Data excerpts:
━━━━

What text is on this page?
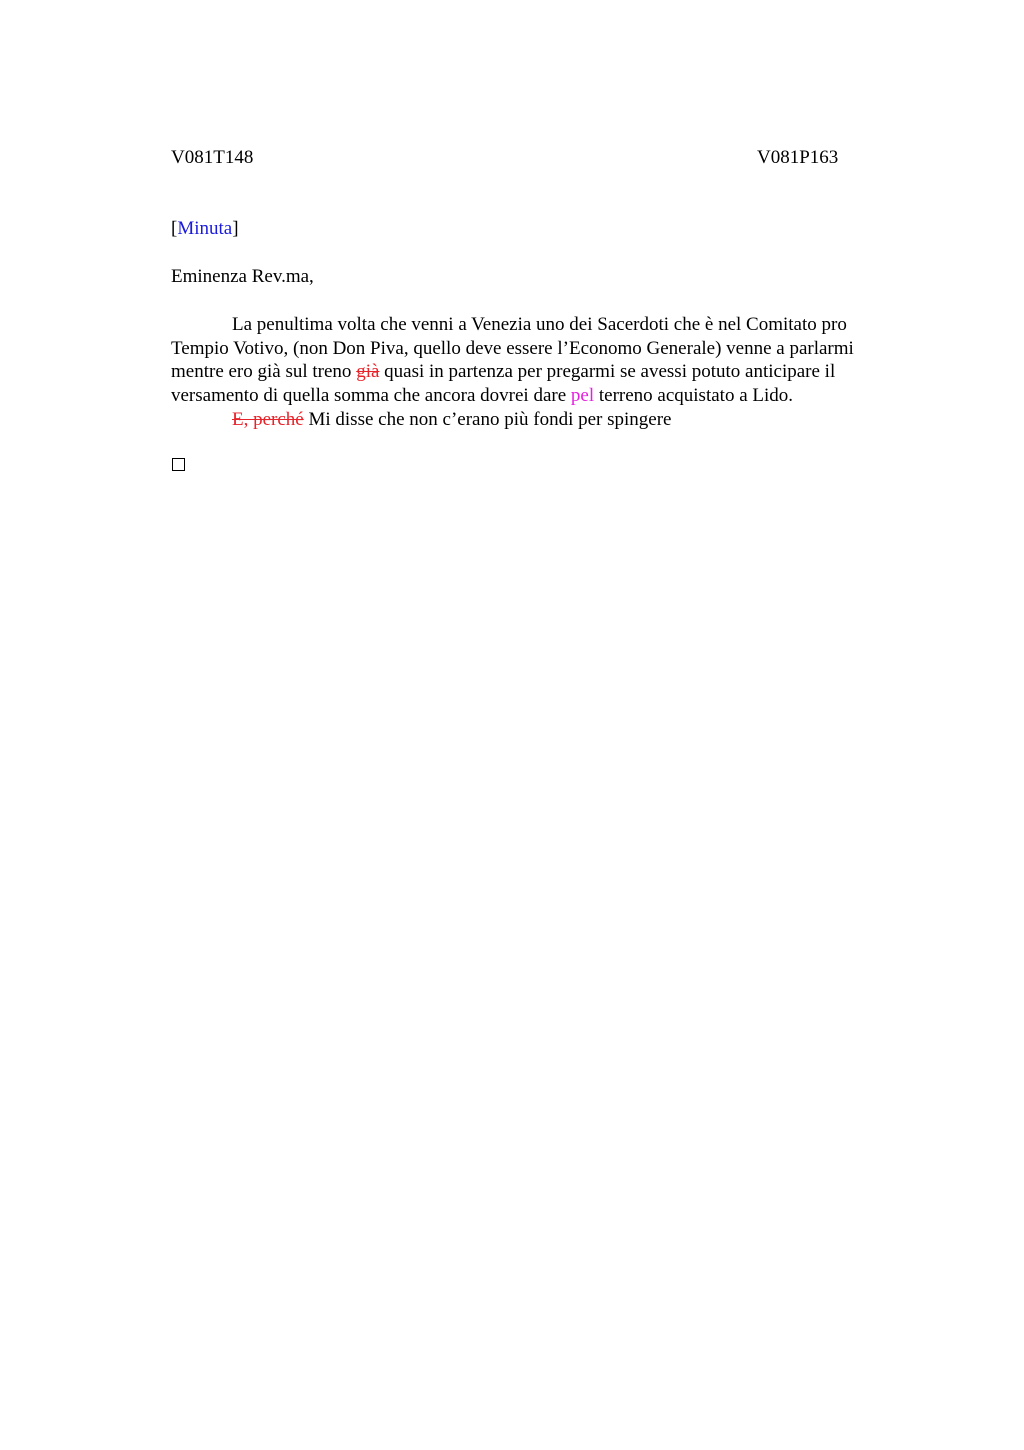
V081T148	V081P163
[Minuta]
Eminenza Rev.ma,
La penultima volta che venni a Venezia uno dei Sacerdoti che è nel Comitato pro
Tempio Votivo, (non Don Piva, quello deve essere l’Economo Generale) venne a parlarmi
mentre ero già sul treno già quasi in partenza per pregarmi se avessi potuto anticipare il
versamento di quella somma che ancora dovrei dare pel terreno acquistato a Lido.
E, perché Mi disse che non c’erano più fondi per spingere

━━━━

_SET EXERCISE_.
Quote the data above in full and without alteration; skip the pictures.

_RESULT_.
What text is on this page?
V081T148	V081P163
[Minuta]
Eminenza Rev.ma,
La penultima volta che venni a Venezia uno dei Sacerdoti che è nel Comitato pro
Tempio Votivo, (non Don Piva, quello deve essere l’Economo Generale) venne a parlarmi
mentre ero già sul treno già quasi in partenza per pregarmi se avessi potuto anticipare il
versamento di quella somma che ancora dovrei dare pel terreno acquistato a Lido.
E, perché Mi disse che non c’erano più fondi per spingere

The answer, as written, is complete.